--- PROBLEM TO WORK ON ---
Return all lines that include the string "each".

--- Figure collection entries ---
☆ ☆ ☆ ☆ ☆

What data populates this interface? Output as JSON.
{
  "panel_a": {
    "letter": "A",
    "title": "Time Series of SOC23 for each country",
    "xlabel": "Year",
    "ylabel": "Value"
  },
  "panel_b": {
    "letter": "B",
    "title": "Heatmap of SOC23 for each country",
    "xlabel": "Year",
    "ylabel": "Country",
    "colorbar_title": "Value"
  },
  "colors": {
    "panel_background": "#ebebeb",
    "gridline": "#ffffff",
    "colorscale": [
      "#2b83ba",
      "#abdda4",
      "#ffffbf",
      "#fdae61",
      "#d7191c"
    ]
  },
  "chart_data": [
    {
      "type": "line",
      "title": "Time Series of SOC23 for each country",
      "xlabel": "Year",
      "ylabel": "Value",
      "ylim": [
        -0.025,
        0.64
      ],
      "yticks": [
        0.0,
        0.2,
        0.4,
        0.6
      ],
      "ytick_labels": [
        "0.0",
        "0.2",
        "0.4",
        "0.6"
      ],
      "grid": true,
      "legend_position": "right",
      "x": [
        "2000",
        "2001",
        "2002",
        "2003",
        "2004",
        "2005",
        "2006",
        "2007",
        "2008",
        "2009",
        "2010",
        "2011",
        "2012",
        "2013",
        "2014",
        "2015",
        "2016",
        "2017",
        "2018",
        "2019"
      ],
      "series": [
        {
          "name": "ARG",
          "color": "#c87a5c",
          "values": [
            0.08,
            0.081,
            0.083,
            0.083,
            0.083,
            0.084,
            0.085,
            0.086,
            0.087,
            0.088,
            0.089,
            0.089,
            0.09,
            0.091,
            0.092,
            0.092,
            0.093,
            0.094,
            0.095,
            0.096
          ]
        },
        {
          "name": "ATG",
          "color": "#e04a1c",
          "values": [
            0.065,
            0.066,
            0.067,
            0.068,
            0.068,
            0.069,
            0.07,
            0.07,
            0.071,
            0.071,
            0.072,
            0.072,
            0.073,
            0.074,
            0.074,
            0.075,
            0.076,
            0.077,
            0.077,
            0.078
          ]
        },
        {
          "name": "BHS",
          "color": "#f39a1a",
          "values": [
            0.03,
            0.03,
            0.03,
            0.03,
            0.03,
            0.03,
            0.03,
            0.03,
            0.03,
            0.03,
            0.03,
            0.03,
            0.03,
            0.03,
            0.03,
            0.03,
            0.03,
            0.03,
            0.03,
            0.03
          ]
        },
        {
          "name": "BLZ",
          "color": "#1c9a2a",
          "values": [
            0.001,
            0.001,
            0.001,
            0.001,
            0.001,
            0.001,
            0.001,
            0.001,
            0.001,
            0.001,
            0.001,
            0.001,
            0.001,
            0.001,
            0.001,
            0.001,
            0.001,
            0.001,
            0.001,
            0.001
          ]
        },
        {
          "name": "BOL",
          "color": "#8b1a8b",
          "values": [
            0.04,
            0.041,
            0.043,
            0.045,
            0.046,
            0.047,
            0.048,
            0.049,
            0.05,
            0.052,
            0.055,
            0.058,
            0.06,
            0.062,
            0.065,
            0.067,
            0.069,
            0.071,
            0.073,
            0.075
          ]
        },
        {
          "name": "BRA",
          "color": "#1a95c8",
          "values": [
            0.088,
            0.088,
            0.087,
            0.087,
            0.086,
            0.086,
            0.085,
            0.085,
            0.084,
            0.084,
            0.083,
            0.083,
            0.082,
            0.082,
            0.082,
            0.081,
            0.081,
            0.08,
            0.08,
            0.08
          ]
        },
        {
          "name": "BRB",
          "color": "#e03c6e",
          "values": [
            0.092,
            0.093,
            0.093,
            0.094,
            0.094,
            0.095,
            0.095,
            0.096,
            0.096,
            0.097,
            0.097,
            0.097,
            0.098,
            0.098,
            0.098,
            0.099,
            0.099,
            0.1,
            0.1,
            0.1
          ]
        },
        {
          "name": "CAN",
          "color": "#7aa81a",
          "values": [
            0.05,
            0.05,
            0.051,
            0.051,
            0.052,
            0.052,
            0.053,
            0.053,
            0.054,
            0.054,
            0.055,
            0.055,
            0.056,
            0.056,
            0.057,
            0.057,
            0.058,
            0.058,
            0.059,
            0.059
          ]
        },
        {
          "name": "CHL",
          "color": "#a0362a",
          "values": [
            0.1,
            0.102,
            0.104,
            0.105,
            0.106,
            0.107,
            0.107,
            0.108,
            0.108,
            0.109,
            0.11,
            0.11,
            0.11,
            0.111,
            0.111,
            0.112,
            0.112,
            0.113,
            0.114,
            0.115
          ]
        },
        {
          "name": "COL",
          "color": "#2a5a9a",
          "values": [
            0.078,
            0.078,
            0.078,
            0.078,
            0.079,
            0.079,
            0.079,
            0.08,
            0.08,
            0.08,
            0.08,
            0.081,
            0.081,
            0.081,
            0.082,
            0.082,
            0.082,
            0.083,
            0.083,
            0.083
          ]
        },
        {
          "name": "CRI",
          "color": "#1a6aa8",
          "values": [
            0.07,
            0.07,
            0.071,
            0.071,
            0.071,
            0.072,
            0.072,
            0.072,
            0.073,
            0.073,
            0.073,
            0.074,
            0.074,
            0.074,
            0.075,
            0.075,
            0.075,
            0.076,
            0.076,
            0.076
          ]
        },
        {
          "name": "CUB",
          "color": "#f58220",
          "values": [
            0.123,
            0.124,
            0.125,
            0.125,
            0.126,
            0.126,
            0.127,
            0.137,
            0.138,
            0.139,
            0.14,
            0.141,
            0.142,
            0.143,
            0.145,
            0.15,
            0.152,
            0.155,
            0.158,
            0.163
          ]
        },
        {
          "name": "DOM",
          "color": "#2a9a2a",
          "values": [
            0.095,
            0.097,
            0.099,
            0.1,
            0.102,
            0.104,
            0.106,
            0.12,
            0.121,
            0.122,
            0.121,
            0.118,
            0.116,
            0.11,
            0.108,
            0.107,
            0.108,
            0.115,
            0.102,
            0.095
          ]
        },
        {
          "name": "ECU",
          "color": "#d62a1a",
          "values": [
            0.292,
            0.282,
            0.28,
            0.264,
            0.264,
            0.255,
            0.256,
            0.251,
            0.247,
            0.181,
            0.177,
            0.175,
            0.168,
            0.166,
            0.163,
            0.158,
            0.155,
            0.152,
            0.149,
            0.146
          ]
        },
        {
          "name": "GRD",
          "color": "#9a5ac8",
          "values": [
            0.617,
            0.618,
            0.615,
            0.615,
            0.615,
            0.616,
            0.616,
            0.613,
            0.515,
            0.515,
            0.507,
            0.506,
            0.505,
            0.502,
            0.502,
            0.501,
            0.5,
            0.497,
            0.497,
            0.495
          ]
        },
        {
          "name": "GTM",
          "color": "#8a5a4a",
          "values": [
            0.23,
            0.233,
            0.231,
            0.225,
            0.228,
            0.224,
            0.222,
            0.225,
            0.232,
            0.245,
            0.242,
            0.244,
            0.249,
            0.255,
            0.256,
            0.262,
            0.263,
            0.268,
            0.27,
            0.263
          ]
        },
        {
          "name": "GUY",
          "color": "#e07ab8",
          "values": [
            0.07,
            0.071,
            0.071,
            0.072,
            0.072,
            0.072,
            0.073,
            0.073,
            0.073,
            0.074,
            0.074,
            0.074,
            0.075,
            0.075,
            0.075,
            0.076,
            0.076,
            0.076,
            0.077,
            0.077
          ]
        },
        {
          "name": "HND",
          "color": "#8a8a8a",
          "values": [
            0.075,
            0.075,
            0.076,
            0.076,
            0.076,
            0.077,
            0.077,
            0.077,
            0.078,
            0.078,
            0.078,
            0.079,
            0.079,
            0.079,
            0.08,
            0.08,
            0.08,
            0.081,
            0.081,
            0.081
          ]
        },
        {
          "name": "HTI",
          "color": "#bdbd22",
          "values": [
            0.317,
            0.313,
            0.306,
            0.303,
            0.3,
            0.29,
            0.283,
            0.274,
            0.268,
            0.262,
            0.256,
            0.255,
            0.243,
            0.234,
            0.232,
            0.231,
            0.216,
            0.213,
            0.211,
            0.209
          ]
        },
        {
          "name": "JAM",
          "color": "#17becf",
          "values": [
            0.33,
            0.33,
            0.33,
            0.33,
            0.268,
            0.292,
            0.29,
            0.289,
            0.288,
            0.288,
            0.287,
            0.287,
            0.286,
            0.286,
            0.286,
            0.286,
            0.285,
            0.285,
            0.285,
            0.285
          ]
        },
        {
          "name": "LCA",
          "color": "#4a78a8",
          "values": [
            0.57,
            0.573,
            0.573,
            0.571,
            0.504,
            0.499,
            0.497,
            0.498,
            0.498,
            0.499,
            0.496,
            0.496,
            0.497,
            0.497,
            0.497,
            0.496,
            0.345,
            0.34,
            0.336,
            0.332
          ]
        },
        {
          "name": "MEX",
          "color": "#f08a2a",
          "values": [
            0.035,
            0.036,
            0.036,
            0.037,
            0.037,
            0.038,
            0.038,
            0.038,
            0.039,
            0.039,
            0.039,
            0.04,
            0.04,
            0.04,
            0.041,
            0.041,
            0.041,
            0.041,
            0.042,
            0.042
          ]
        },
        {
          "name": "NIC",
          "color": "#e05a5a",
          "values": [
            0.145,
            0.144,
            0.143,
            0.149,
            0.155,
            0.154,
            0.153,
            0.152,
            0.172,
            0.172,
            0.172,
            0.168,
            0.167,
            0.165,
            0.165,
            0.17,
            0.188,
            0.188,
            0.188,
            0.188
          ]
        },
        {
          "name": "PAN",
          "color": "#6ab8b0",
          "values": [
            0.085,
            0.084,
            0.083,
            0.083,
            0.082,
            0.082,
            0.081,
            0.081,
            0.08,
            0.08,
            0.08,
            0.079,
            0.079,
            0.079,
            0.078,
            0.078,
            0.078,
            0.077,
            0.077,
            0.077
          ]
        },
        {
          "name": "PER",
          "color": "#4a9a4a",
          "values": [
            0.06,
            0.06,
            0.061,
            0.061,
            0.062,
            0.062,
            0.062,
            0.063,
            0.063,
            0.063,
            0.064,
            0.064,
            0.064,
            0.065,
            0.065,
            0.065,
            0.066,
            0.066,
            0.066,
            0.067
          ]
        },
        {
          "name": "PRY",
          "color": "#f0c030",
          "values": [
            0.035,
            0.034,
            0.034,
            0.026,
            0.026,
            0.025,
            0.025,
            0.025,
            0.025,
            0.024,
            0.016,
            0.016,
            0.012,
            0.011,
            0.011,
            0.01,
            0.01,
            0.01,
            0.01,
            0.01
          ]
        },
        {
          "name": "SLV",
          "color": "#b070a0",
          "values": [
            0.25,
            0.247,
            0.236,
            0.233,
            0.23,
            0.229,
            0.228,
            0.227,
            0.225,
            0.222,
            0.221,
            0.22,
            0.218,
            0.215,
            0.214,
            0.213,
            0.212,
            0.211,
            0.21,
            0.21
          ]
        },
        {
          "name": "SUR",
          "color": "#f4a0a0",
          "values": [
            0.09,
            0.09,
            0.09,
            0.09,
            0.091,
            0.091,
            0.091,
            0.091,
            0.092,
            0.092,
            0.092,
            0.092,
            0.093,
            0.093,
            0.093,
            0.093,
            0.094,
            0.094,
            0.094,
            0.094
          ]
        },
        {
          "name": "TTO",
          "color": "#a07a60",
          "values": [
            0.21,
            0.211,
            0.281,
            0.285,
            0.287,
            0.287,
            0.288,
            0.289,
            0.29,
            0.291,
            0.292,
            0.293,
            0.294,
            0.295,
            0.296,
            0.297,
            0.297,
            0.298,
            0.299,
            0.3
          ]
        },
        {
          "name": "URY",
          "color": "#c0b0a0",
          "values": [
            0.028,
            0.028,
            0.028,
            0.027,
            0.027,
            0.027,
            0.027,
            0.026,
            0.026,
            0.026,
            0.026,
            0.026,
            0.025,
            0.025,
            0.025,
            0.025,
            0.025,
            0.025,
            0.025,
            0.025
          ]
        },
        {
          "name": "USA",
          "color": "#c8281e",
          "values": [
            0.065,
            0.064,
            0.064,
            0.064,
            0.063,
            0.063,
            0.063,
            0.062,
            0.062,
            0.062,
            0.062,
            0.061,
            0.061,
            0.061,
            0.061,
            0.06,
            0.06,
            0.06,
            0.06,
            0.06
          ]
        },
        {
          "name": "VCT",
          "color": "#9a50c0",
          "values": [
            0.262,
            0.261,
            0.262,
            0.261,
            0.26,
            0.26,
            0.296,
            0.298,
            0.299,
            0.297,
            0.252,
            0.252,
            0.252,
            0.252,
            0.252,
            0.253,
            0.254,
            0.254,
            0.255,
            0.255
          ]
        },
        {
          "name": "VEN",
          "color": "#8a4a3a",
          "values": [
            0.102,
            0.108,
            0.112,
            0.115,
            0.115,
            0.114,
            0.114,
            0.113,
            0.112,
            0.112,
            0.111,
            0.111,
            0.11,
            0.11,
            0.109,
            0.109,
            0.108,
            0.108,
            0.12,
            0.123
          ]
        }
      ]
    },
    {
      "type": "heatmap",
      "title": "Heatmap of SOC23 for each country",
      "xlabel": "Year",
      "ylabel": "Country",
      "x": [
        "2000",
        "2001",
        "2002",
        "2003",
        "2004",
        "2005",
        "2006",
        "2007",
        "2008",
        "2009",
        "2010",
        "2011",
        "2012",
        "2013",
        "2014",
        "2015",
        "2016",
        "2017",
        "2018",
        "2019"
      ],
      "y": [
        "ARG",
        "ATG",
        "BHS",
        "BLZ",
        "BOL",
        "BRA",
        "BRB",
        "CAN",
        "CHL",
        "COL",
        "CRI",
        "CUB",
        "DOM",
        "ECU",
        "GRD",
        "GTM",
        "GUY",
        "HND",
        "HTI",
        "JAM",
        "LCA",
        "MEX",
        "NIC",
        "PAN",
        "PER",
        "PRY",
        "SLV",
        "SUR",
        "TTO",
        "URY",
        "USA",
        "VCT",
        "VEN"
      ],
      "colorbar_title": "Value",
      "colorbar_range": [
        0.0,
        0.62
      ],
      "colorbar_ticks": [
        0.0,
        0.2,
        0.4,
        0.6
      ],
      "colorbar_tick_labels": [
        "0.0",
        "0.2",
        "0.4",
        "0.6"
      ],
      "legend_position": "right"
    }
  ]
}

☆ ☆ ☆ ☆ ☆

--- EXPECTED ANSWER ---
    "title": "Time Series of SOC23 for each country",
    "title": "Heatmap of SOC23 for each country",
      "title": "Time Series of SOC23 for each country",
      "title": "Heatmap of SOC23 for each country",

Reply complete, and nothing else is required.